• _TASK PROMPT_
Copy, in full, each line of the material that holds the word "screenshot".

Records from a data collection
================

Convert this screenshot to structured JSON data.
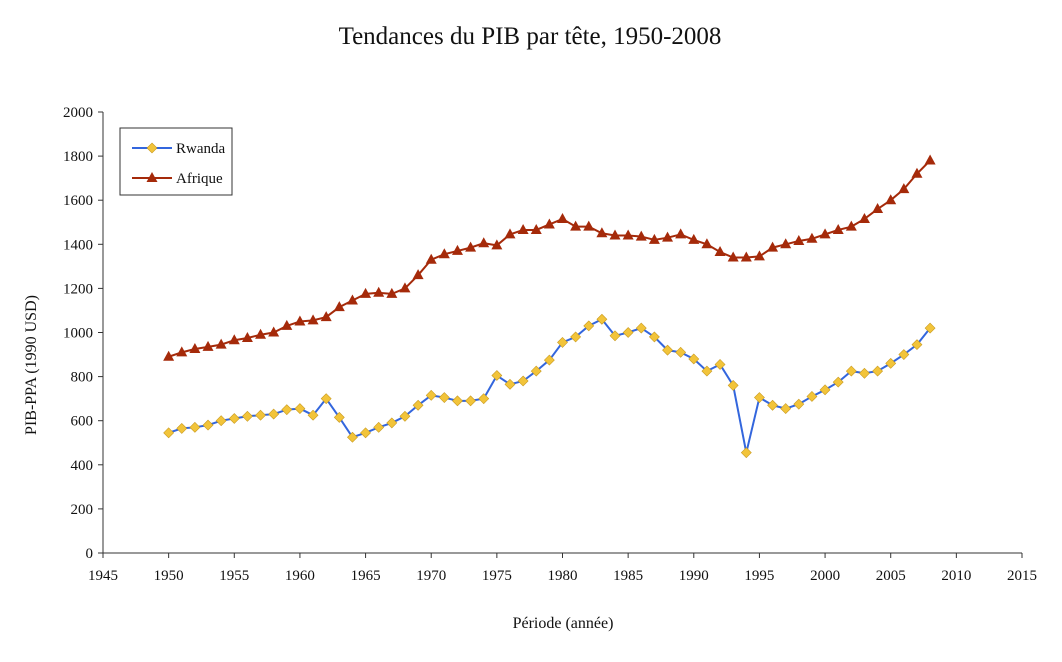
{
  "chart_data": {
    "type": "line",
    "title": "Tendances du PIB par tête, 1950-2008",
    "xlabel": "Période (année)",
    "ylabel": "PIB-PPA  (1990 USD)",
    "x": [
      1950,
      1951,
      1952,
      1953,
      1954,
      1955,
      1956,
      1957,
      1958,
      1959,
      1960,
      1961,
      1962,
      1963,
      1964,
      1965,
      1966,
      1967,
      1968,
      1969,
      1970,
      1971,
      1972,
      1973,
      1974,
      1975,
      1976,
      1977,
      1978,
      1979,
      1980,
      1981,
      1982,
      1983,
      1984,
      1985,
      1986,
      1987,
      1988,
      1989,
      1990,
      1991,
      1992,
      1993,
      1994,
      1995,
      1996,
      1997,
      1998,
      1999,
      2000,
      2001,
      2002,
      2003,
      2004,
      2005,
      2006,
      2007,
      2008
    ],
    "series": [
      {
        "name": "Rwanda",
        "color": "#3366dd",
        "marker": "diamond",
        "marker_color": "#f2c43a",
        "values": [
          545,
          565,
          570,
          580,
          600,
          610,
          620,
          625,
          630,
          650,
          655,
          625,
          700,
          615,
          525,
          545,
          570,
          590,
          620,
          670,
          715,
          705,
          690,
          690,
          700,
          805,
          765,
          780,
          825,
          875,
          955,
          980,
          1030,
          1060,
          985,
          1000,
          1020,
          980,
          920,
          910,
          880,
          825,
          855,
          760,
          455,
          705,
          670,
          655,
          675,
          710,
          740,
          775,
          825,
          815,
          825,
          860,
          900,
          945,
          1020
        ]
      },
      {
        "name": "Afrique",
        "color": "#a52a0a",
        "marker": "triangle",
        "marker_color": "#a52a0a",
        "values": [
          890,
          910,
          925,
          935,
          945,
          965,
          975,
          990,
          1000,
          1030,
          1050,
          1055,
          1070,
          1115,
          1145,
          1175,
          1180,
          1175,
          1200,
          1260,
          1330,
          1355,
          1370,
          1385,
          1405,
          1395,
          1445,
          1465,
          1465,
          1490,
          1515,
          1480,
          1480,
          1450,
          1440,
          1440,
          1435,
          1420,
          1430,
          1445,
          1420,
          1400,
          1365,
          1340,
          1340,
          1345,
          1385,
          1400,
          1415,
          1425,
          1445,
          1465,
          1480,
          1515,
          1560,
          1600,
          1650,
          1720,
          1780
        ]
      }
    ],
    "xlim": [
      1945,
      2015
    ],
    "xticks": [
      1945,
      1950,
      1955,
      1960,
      1965,
      1970,
      1975,
      1980,
      1985,
      1990,
      1995,
      2000,
      2005,
      2010,
      2015
    ],
    "ylim": [
      0,
      2000
    ],
    "yticks": [
      0,
      200,
      400,
      600,
      800,
      1000,
      1200,
      1400,
      1600,
      1800,
      2000
    ],
    "grid": false,
    "legend": "upper left"
  }
}
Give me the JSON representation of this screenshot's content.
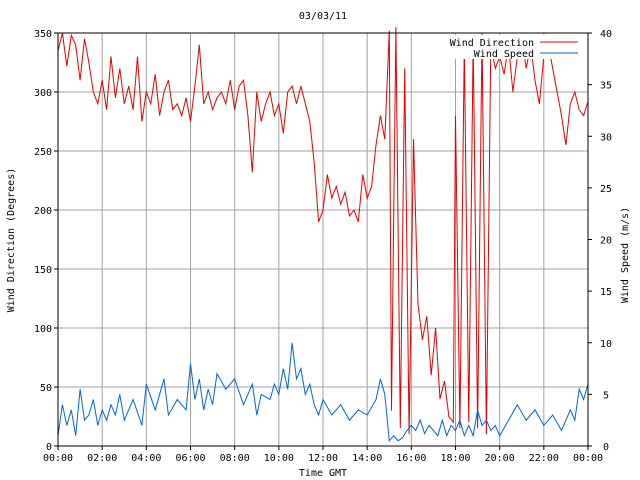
{
  "chart_data": {
    "type": "line",
    "title": "03/03/11",
    "xlabel": "Time GMT",
    "ylabel_left": "Wind Direction (Degrees)",
    "ylabel_right": "Wind Speed (m/s)",
    "x_ticks": [
      "00:00",
      "02:00",
      "04:00",
      "06:00",
      "08:00",
      "10:00",
      "12:00",
      "14:00",
      "16:00",
      "18:00",
      "20:00",
      "22:00",
      "00:00"
    ],
    "xlim_hours": [
      0,
      24
    ],
    "ylim_left": [
      0,
      350
    ],
    "ylim_right": [
      0,
      40
    ],
    "y_ticks_left": [
      0,
      50,
      100,
      150,
      200,
      250,
      300,
      350
    ],
    "y_ticks_right": [
      0,
      5,
      10,
      15,
      20,
      25,
      30,
      35,
      40
    ],
    "grid": true,
    "legend": "top-right",
    "series": [
      {
        "name": "Wind Direction",
        "axis": "left",
        "color": "#e00000",
        "points": [
          [
            0.0,
            335
          ],
          [
            0.2,
            350
          ],
          [
            0.4,
            322
          ],
          [
            0.6,
            348
          ],
          [
            0.8,
            340
          ],
          [
            1.0,
            310
          ],
          [
            1.2,
            345
          ],
          [
            1.4,
            325
          ],
          [
            1.6,
            300
          ],
          [
            1.8,
            290
          ],
          [
            2.0,
            310
          ],
          [
            2.2,
            285
          ],
          [
            2.4,
            330
          ],
          [
            2.6,
            295
          ],
          [
            2.8,
            320
          ],
          [
            3.0,
            290
          ],
          [
            3.2,
            305
          ],
          [
            3.4,
            285
          ],
          [
            3.6,
            330
          ],
          [
            3.8,
            275
          ],
          [
            4.0,
            300
          ],
          [
            4.2,
            290
          ],
          [
            4.4,
            315
          ],
          [
            4.6,
            280
          ],
          [
            4.8,
            300
          ],
          [
            5.0,
            310
          ],
          [
            5.2,
            285
          ],
          [
            5.4,
            290
          ],
          [
            5.6,
            280
          ],
          [
            5.8,
            295
          ],
          [
            6.0,
            275
          ],
          [
            6.2,
            305
          ],
          [
            6.4,
            340
          ],
          [
            6.6,
            290
          ],
          [
            6.8,
            300
          ],
          [
            7.0,
            285
          ],
          [
            7.2,
            295
          ],
          [
            7.4,
            300
          ],
          [
            7.6,
            290
          ],
          [
            7.8,
            310
          ],
          [
            8.0,
            285
          ],
          [
            8.2,
            305
          ],
          [
            8.4,
            310
          ],
          [
            8.6,
            280
          ],
          [
            8.8,
            232
          ],
          [
            9.0,
            300
          ],
          [
            9.2,
            275
          ],
          [
            9.4,
            290
          ],
          [
            9.6,
            300
          ],
          [
            9.8,
            280
          ],
          [
            10.0,
            290
          ],
          [
            10.2,
            265
          ],
          [
            10.4,
            300
          ],
          [
            10.6,
            305
          ],
          [
            10.8,
            290
          ],
          [
            11.0,
            305
          ],
          [
            11.2,
            290
          ],
          [
            11.4,
            275
          ],
          [
            11.6,
            240
          ],
          [
            11.8,
            190
          ],
          [
            12.0,
            200
          ],
          [
            12.2,
            230
          ],
          [
            12.4,
            210
          ],
          [
            12.6,
            220
          ],
          [
            12.8,
            205
          ],
          [
            13.0,
            215
          ],
          [
            13.2,
            195
          ],
          [
            13.4,
            200
          ],
          [
            13.6,
            190
          ],
          [
            13.8,
            230
          ],
          [
            14.0,
            210
          ],
          [
            14.2,
            220
          ],
          [
            14.4,
            255
          ],
          [
            14.6,
            280
          ],
          [
            14.8,
            260
          ],
          [
            15.0,
            352
          ],
          [
            15.1,
            30
          ],
          [
            15.3,
            355
          ],
          [
            15.5,
            15
          ],
          [
            15.7,
            320
          ],
          [
            15.9,
            10
          ],
          [
            16.1,
            260
          ],
          [
            16.3,
            120
          ],
          [
            16.5,
            90
          ],
          [
            16.7,
            110
          ],
          [
            16.9,
            60
          ],
          [
            17.1,
            100
          ],
          [
            17.3,
            40
          ],
          [
            17.5,
            55
          ],
          [
            17.7,
            25
          ],
          [
            17.9,
            20
          ],
          [
            18.0,
            280
          ],
          [
            18.2,
            15
          ],
          [
            18.4,
            340
          ],
          [
            18.6,
            20
          ],
          [
            18.8,
            345
          ],
          [
            19.0,
            15
          ],
          [
            19.2,
            350
          ],
          [
            19.4,
            10
          ],
          [
            19.6,
            340
          ],
          [
            19.8,
            320
          ],
          [
            20.0,
            330
          ],
          [
            20.2,
            315
          ],
          [
            20.4,
            340
          ],
          [
            20.6,
            300
          ],
          [
            20.8,
            330
          ],
          [
            21.0,
            345
          ],
          [
            21.2,
            320
          ],
          [
            21.4,
            340
          ],
          [
            21.6,
            310
          ],
          [
            21.8,
            290
          ],
          [
            22.0,
            330
          ],
          [
            22.2,
            340
          ],
          [
            22.4,
            320
          ],
          [
            22.6,
            300
          ],
          [
            22.8,
            280
          ],
          [
            23.0,
            255
          ],
          [
            23.2,
            290
          ],
          [
            23.4,
            300
          ],
          [
            23.6,
            285
          ],
          [
            23.8,
            280
          ],
          [
            24.0,
            292
          ]
        ]
      },
      {
        "name": "Wind Speed",
        "axis": "right",
        "color": "#0066cc",
        "points": [
          [
            0.0,
            1.0
          ],
          [
            0.2,
            4.0
          ],
          [
            0.4,
            2.0
          ],
          [
            0.6,
            3.5
          ],
          [
            0.8,
            1.0
          ],
          [
            1.0,
            5.5
          ],
          [
            1.2,
            2.5
          ],
          [
            1.4,
            3.0
          ],
          [
            1.6,
            4.5
          ],
          [
            1.8,
            2.0
          ],
          [
            2.0,
            3.5
          ],
          [
            2.2,
            2.5
          ],
          [
            2.4,
            4.0
          ],
          [
            2.6,
            3.0
          ],
          [
            2.8,
            5.0
          ],
          [
            3.0,
            2.5
          ],
          [
            3.4,
            4.5
          ],
          [
            3.8,
            2.0
          ],
          [
            4.0,
            6.0
          ],
          [
            4.4,
            3.5
          ],
          [
            4.8,
            6.5
          ],
          [
            5.0,
            3.0
          ],
          [
            5.4,
            4.5
          ],
          [
            5.8,
            3.5
          ],
          [
            6.0,
            8.0
          ],
          [
            6.2,
            4.5
          ],
          [
            6.4,
            6.5
          ],
          [
            6.6,
            3.5
          ],
          [
            6.8,
            5.5
          ],
          [
            7.0,
            4.0
          ],
          [
            7.2,
            7.0
          ],
          [
            7.6,
            5.5
          ],
          [
            8.0,
            6.5
          ],
          [
            8.4,
            4.0
          ],
          [
            8.8,
            6.0
          ],
          [
            9.0,
            3.0
          ],
          [
            9.2,
            5.0
          ],
          [
            9.6,
            4.5
          ],
          [
            9.8,
            6.0
          ],
          [
            10.0,
            5.0
          ],
          [
            10.2,
            7.5
          ],
          [
            10.4,
            5.5
          ],
          [
            10.6,
            10.0
          ],
          [
            10.8,
            6.5
          ],
          [
            11.0,
            7.5
          ],
          [
            11.2,
            5.0
          ],
          [
            11.4,
            6.0
          ],
          [
            11.6,
            4.0
          ],
          [
            11.8,
            3.0
          ],
          [
            12.0,
            4.5
          ],
          [
            12.4,
            3.0
          ],
          [
            12.8,
            4.0
          ],
          [
            13.2,
            2.5
          ],
          [
            13.6,
            3.5
          ],
          [
            14.0,
            3.0
          ],
          [
            14.4,
            4.5
          ],
          [
            14.6,
            6.5
          ],
          [
            14.8,
            5.0
          ],
          [
            15.0,
            0.5
          ],
          [
            15.2,
            1.0
          ],
          [
            15.4,
            0.5
          ],
          [
            15.6,
            0.8
          ],
          [
            15.8,
            1.5
          ],
          [
            16.0,
            2.0
          ],
          [
            16.2,
            1.5
          ],
          [
            16.4,
            2.5
          ],
          [
            16.6,
            1.2
          ],
          [
            16.8,
            2.0
          ],
          [
            17.0,
            1.5
          ],
          [
            17.2,
            1.0
          ],
          [
            17.4,
            2.5
          ],
          [
            17.6,
            1.0
          ],
          [
            17.8,
            2.0
          ],
          [
            18.0,
            1.5
          ],
          [
            18.2,
            2.5
          ],
          [
            18.4,
            1.0
          ],
          [
            18.6,
            2.0
          ],
          [
            18.8,
            1.0
          ],
          [
            19.0,
            3.5
          ],
          [
            19.2,
            2.0
          ],
          [
            19.4,
            2.5
          ],
          [
            19.6,
            1.5
          ],
          [
            19.8,
            2.0
          ],
          [
            20.0,
            1.0
          ],
          [
            20.4,
            2.5
          ],
          [
            20.8,
            4.0
          ],
          [
            21.2,
            2.5
          ],
          [
            21.6,
            3.5
          ],
          [
            22.0,
            2.0
          ],
          [
            22.4,
            3.0
          ],
          [
            22.8,
            1.5
          ],
          [
            23.2,
            3.5
          ],
          [
            23.4,
            2.5
          ],
          [
            23.6,
            5.5
          ],
          [
            23.8,
            4.5
          ],
          [
            24.0,
            6.0
          ]
        ]
      }
    ]
  }
}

================

• _WORKED SOLUTION_
Convert this screenshot to structured JSON data.
Give me the JSON representation of this screenshot's content.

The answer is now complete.